Records from a dataset
** Begin **
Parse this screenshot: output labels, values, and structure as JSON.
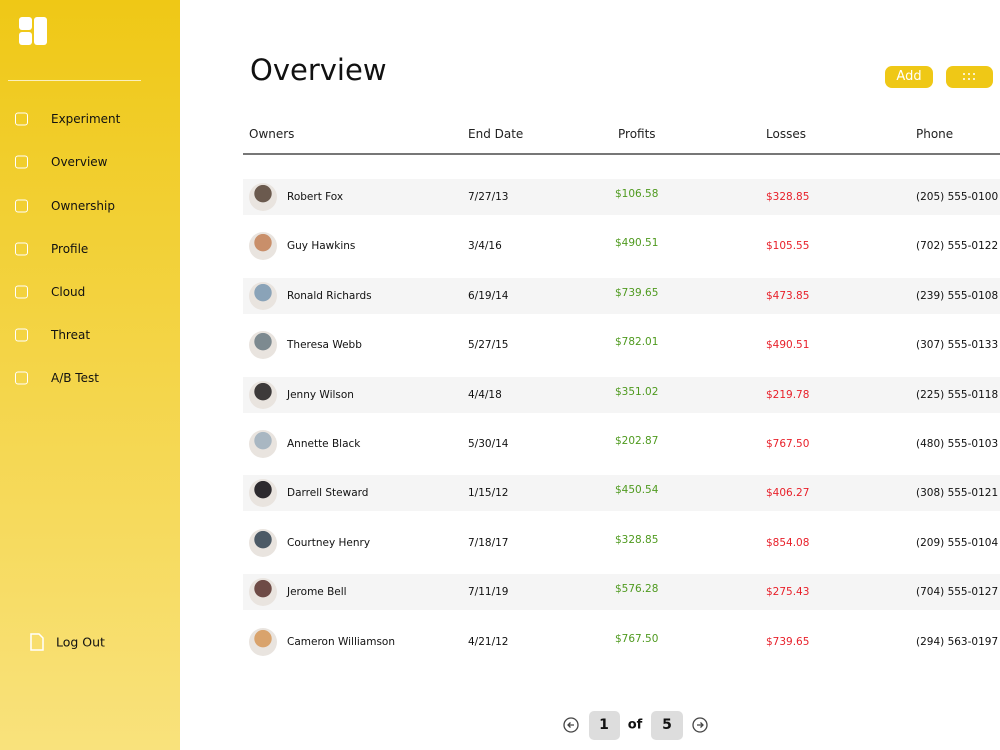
{
  "sidebar": {
    "nav": [
      "Experiment",
      "Overview",
      "Ownership",
      "Profile",
      "Cloud",
      "Threat",
      "A/B Test"
    ],
    "logout": "Log Out"
  },
  "header": {
    "title": "Overview",
    "add_button": "Add"
  },
  "table": {
    "columns": [
      "Owners",
      "End Date",
      "Profits",
      "Losses",
      "Phone"
    ],
    "rows": [
      [
        "Robert Fox",
        "7/27/13",
        "$106.58",
        "$328.85",
        "(205) 555-0100"
      ],
      [
        "Guy Hawkins",
        "3/4/16",
        "$490.51",
        "$105.55",
        "(702) 555-0122"
      ],
      [
        "Ronald Richards",
        "6/19/14",
        "$739.65",
        "$473.85",
        "(239) 555-0108"
      ],
      [
        "Theresa Webb",
        "5/27/15",
        "$782.01",
        "$490.51",
        "(307) 555-0133"
      ],
      [
        "Jenny Wilson",
        "4/4/18",
        "$351.02",
        "$219.78",
        "(225) 555-0118"
      ],
      [
        "Annette Black",
        "5/30/14",
        "$202.87",
        "$767.50",
        "(480) 555-0103"
      ],
      [
        "Darrell Steward",
        "1/15/12",
        "$450.54",
        "$406.27",
        "(308) 555-0121"
      ],
      [
        "Courtney Henry",
        "7/18/17",
        "$328.85",
        "$854.08",
        "(209) 555-0104"
      ],
      [
        "Jerome Bell",
        "7/11/19",
        "$576.28",
        "$275.43",
        "(704) 555-0127"
      ],
      [
        "Cameron Williamson",
        "4/21/12",
        "$767.50",
        "$739.65",
        "(294) 563-0197"
      ]
    ]
  },
  "pagination": {
    "current": "1",
    "of": "of",
    "total": "5"
  }
}
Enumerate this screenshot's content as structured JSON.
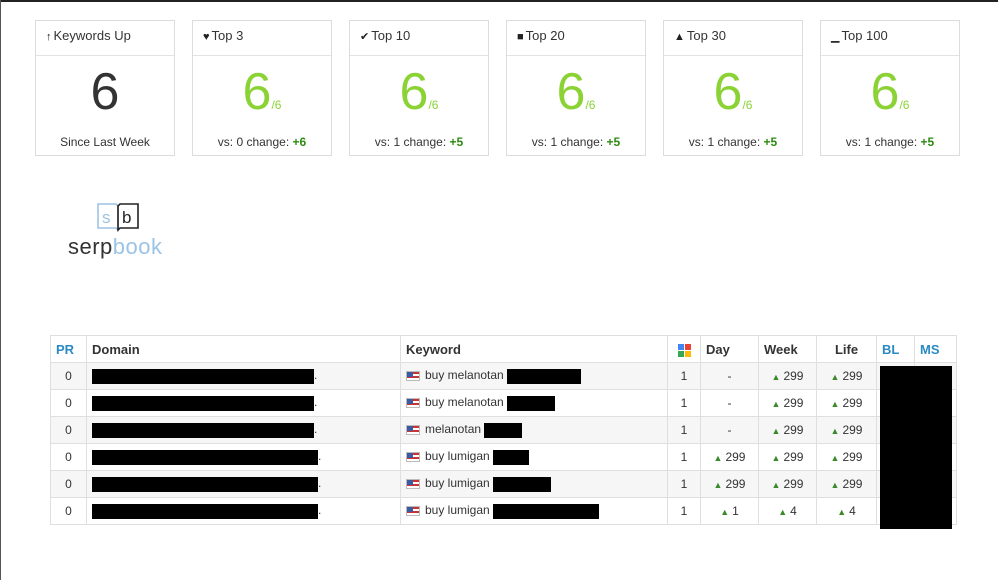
** End **
Set exercise
Identify the lines that hold the word "JSON". Copy every one of them.

Answer to the task
Parse this screenshot: output labels, values, and structure as JSON.
Enumerate this screenshot's content as structured JSON.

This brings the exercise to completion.